> **YOUR INSTRUCTIONS**
Your job is to restate each entry word for word.

> **TASK INPUT**
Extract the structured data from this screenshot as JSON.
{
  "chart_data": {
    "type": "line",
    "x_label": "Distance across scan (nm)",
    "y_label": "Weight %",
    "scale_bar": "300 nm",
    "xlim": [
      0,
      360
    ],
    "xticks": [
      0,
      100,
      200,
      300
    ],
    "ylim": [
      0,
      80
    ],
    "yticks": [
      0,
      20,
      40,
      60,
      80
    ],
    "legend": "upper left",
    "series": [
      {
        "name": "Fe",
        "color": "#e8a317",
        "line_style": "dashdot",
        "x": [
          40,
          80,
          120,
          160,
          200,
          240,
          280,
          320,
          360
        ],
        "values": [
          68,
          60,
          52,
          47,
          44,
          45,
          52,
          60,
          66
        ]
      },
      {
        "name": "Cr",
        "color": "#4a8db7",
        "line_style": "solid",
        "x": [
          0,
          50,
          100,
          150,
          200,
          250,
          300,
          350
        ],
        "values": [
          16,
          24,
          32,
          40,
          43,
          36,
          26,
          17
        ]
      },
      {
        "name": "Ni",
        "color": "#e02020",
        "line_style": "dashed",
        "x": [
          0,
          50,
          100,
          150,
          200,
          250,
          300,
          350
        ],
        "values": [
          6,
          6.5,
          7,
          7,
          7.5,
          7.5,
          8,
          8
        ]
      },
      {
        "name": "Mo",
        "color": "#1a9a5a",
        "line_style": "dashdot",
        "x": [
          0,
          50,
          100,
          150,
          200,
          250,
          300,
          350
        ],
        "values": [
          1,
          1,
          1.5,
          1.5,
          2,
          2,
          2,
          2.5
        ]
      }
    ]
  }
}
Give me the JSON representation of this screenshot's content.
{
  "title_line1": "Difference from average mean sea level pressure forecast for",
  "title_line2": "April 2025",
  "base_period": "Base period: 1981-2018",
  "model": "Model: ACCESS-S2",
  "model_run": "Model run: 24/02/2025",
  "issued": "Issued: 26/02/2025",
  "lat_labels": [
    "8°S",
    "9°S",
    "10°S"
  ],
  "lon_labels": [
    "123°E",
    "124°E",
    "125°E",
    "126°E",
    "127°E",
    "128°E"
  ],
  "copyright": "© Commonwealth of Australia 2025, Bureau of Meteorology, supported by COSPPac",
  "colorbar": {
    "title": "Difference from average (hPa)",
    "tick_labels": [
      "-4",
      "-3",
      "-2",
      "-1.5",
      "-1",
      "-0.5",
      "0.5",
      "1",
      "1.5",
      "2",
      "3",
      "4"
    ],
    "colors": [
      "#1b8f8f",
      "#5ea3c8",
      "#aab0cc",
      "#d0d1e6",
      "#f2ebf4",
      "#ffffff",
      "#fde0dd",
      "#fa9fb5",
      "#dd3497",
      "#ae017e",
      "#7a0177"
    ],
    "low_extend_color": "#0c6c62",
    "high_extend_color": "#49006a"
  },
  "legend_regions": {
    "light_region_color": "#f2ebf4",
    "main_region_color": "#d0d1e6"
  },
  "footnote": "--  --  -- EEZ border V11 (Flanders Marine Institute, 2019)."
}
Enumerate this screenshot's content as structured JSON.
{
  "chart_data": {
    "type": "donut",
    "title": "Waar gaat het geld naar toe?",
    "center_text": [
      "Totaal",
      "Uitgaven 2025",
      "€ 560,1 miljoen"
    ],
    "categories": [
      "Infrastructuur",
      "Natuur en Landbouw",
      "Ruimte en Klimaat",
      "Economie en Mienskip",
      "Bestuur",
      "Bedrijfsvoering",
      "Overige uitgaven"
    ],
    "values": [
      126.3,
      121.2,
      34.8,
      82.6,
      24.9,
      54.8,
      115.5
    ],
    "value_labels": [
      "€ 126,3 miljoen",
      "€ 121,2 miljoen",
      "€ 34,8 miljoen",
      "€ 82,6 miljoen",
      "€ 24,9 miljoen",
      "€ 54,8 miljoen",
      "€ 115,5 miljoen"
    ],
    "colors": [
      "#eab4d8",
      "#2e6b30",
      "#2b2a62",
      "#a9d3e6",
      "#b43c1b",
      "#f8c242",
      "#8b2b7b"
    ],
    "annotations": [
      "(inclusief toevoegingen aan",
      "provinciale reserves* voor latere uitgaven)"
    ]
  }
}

> **ANSWER TO THE PROBLEM**
Extract the structured data from this screenshot as JSON.
{
  "chart_data": {
    "type": "line",
    "x_label": "Distance across scan (nm)",
    "y_label": "Weight %",
    "scale_bar": "300 nm",
    "xlim": [
      0,
      360
    ],
    "xticks": [
      0,
      100,
      200,
      300
    ],
    "ylim": [
      0,
      80
    ],
    "yticks": [
      0,
      20,
      40,
      60,
      80
    ],
    "legend": "upper left",
    "series": [
      {
        "name": "Fe",
        "color": "#e8a317",
        "line_style": "dashdot",
        "x": [
          40,
          80,
          120,
          160,
          200,
          240,
          280,
          320,
          360
        ],
        "values": [
          68,
          60,
          52,
          47,
          44,
          45,
          52,
          60,
          66
        ]
      },
      {
        "name": "Cr",
        "color": "#4a8db7",
        "line_style": "solid",
        "x": [
          0,
          50,
          100,
          150,
          200,
          250,
          300,
          350
        ],
        "values": [
          16,
          24,
          32,
          40,
          43,
          36,
          26,
          17
        ]
      },
      {
        "name": "Ni",
        "color": "#e02020",
        "line_style": "dashed",
        "x": [
          0,
          50,
          100,
          150,
          200,
          250,
          300,
          350
        ],
        "values": [
          6,
          6.5,
          7,
          7,
          7.5,
          7.5,
          8,
          8
        ]
      },
      {
        "name": "Mo",
        "color": "#1a9a5a",
        "line_style": "dashdot",
        "x": [
          0,
          50,
          100,
          150,
          200,
          250,
          300,
          350
        ],
        "values": [
          1,
          1,
          1.5,
          1.5,
          2,
          2,
          2,
          2.5
        ]
      }
    ]
  }
}
Give me the JSON representation of this screenshot's content.
{
  "title_line1": "Difference from average mean sea level pressure forecast for",
  "title_line2": "April 2025",
  "base_period": "Base period: 1981-2018",
  "model": "Model: ACCESS-S2",
  "model_run": "Model run: 24/02/2025",
  "issued": "Issued: 26/02/2025",
  "lat_labels": [
    "8°S",
    "9°S",
    "10°S"
  ],
  "lon_labels": [
    "123°E",
    "124°E",
    "125°E",
    "126°E",
    "127°E",
    "128°E"
  ],
  "copyright": "© Commonwealth of Australia 2025, Bureau of Meteorology, supported by COSPPac",
  "colorbar": {
    "title": "Difference from average (hPa)",
    "tick_labels": [
      "-4",
      "-3",
      "-2",
      "-1.5",
      "-1",
      "-0.5",
      "0.5",
      "1",
      "1.5",
      "2",
      "3",
      "4"
    ],
    "colors": [
      "#1b8f8f",
      "#5ea3c8",
      "#aab0cc",
      "#d0d1e6",
      "#f2ebf4",
      "#ffffff",
      "#fde0dd",
      "#fa9fb5",
      "#dd3497",
      "#ae017e",
      "#7a0177"
    ],
    "low_extend_color": "#0c6c62",
    "high_extend_color": "#49006a"
  },
  "legend_regions": {
    "light_region_color": "#f2ebf4",
    "main_region_color": "#d0d1e6"
  },
  "footnote": "--  --  -- EEZ border V11 (Flanders Marine Institute, 2019)."
}
Enumerate this screenshot's content as structured JSON.
{
  "chart_data": {
    "type": "donut",
    "title": "Waar gaat het geld naar toe?",
    "center_text": [
      "Totaal",
      "Uitgaven 2025",
      "€ 560,1 miljoen"
    ],
    "categories": [
      "Infrastructuur",
      "Natuur en Landbouw",
      "Ruimte en Klimaat",
      "Economie en Mienskip",
      "Bestuur",
      "Bedrijfsvoering",
      "Overige uitgaven"
    ],
    "values": [
      126.3,
      121.2,
      34.8,
      82.6,
      24.9,
      54.8,
      115.5
    ],
    "value_labels": [
      "€ 126,3 miljoen",
      "€ 121,2 miljoen",
      "€ 34,8 miljoen",
      "€ 82,6 miljoen",
      "€ 24,9 miljoen",
      "€ 54,8 miljoen",
      "€ 115,5 miljoen"
    ],
    "colors": [
      "#eab4d8",
      "#2e6b30",
      "#2b2a62",
      "#a9d3e6",
      "#b43c1b",
      "#f8c242",
      "#8b2b7b"
    ],
    "annotations": [
      "(inclusief toevoegingen aan",
      "provinciale reserves* voor latere uitgaven)"
    ]
  }
}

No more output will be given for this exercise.